**Work required**: Filter these entries so that only lines with the word "flower" remain.

**Supplied material**:

################

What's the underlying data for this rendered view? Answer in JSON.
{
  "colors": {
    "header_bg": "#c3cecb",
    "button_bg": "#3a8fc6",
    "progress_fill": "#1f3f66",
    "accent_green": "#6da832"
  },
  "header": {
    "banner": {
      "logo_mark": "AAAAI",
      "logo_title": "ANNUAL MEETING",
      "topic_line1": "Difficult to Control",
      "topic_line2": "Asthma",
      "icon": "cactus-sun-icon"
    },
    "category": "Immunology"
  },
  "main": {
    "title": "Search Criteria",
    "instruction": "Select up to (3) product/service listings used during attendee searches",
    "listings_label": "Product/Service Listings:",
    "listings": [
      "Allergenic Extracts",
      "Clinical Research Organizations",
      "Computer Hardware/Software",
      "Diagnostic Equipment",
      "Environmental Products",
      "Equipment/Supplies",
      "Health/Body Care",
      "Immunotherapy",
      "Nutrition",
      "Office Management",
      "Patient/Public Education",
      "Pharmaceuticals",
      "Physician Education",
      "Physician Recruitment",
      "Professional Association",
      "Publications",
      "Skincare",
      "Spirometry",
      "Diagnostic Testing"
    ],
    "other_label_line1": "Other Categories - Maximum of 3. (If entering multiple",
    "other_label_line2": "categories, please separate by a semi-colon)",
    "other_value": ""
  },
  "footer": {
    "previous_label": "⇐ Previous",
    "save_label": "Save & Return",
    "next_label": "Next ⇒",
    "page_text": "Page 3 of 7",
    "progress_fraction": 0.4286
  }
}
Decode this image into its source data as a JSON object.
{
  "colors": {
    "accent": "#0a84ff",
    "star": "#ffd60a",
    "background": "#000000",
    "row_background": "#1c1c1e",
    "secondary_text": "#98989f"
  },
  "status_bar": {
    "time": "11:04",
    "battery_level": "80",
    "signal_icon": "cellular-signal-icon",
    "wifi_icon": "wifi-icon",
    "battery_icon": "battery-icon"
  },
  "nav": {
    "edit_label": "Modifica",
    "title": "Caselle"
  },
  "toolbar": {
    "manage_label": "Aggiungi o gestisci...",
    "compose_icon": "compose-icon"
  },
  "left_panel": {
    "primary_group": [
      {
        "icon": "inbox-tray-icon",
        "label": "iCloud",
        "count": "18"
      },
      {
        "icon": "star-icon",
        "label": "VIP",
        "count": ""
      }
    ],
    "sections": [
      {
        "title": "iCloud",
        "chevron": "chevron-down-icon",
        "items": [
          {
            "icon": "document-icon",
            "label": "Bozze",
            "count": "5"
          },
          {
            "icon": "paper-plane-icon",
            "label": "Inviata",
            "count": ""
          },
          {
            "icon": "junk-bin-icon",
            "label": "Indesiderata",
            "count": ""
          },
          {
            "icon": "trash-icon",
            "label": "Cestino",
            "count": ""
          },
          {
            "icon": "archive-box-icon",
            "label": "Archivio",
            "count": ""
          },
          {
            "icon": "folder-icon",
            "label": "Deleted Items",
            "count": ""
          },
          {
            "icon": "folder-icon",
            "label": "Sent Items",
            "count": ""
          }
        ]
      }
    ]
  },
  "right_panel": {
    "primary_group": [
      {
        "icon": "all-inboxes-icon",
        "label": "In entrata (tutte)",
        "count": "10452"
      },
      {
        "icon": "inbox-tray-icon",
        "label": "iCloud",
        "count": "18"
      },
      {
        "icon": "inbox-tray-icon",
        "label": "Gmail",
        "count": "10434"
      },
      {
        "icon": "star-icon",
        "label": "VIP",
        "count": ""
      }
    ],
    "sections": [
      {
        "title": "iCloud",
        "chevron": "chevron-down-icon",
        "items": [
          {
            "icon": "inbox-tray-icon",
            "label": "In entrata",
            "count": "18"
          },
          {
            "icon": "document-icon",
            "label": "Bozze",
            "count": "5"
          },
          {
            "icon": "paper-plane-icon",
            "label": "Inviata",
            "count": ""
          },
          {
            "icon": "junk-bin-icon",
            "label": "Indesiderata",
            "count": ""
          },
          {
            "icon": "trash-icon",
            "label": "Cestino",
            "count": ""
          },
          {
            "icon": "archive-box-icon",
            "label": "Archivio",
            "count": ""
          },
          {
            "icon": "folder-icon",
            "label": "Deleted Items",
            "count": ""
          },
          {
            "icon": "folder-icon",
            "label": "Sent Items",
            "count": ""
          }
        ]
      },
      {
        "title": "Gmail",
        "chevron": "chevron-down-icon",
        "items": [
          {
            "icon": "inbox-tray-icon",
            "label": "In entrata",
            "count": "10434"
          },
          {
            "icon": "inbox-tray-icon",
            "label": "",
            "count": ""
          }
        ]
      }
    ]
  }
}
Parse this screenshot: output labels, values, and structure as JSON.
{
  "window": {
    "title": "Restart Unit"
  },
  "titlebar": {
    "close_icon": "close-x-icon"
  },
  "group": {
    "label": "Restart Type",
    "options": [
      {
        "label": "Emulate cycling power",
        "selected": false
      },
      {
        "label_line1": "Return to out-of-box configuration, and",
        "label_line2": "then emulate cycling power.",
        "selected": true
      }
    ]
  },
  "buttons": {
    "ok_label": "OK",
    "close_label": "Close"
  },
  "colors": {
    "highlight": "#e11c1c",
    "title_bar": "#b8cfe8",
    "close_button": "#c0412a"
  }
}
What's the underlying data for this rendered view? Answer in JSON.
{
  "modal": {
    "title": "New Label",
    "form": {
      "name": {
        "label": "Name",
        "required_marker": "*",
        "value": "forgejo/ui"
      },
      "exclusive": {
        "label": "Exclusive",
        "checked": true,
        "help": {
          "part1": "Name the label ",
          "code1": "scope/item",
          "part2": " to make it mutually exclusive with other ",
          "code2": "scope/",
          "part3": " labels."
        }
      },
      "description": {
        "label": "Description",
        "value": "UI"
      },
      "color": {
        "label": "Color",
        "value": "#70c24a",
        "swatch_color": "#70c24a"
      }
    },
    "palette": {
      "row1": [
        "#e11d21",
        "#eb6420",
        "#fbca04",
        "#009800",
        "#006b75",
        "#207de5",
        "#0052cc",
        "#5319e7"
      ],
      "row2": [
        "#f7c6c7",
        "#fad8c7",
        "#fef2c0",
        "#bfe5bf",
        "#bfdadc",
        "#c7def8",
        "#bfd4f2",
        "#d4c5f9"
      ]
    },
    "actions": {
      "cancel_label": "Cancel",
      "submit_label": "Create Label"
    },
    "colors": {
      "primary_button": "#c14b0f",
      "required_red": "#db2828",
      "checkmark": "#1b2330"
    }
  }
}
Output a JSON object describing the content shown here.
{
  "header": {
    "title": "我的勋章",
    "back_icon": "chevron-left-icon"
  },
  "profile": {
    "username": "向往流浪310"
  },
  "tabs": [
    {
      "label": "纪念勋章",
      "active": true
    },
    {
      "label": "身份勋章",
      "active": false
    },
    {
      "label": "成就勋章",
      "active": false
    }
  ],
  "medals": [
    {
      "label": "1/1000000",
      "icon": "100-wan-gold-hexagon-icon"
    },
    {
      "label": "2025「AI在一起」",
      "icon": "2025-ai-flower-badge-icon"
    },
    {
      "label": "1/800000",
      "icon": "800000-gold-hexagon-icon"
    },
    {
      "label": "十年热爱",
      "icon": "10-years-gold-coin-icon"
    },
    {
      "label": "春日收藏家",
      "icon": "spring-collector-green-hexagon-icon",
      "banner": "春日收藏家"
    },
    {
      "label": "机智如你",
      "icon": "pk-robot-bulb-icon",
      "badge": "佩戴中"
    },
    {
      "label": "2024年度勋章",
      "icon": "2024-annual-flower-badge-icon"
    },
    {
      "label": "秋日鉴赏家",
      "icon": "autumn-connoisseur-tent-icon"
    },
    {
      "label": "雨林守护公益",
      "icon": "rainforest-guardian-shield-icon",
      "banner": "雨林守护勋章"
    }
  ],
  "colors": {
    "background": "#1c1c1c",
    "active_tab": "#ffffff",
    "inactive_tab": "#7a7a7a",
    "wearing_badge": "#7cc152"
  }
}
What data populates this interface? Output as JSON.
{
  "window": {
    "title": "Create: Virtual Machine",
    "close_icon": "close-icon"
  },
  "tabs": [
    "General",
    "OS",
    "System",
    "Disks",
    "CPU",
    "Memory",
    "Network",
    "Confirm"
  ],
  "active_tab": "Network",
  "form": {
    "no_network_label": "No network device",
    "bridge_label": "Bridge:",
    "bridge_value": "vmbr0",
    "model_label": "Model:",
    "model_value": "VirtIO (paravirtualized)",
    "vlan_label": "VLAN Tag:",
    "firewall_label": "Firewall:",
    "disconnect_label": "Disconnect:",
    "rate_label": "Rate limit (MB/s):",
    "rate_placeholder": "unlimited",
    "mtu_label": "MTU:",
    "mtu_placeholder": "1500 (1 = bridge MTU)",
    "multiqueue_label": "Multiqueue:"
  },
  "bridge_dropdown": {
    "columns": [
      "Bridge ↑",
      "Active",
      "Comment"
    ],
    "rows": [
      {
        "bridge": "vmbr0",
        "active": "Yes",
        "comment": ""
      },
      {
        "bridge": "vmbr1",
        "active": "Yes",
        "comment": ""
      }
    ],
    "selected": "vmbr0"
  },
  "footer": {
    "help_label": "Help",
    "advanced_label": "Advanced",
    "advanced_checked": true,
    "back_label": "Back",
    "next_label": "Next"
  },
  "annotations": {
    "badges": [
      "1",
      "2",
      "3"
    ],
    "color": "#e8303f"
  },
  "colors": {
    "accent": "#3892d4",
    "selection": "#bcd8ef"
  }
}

################

**Result of the task**:
      "icon": "2025-ai-flower-badge-icon"
      "icon": "2024-annual-flower-badge-icon"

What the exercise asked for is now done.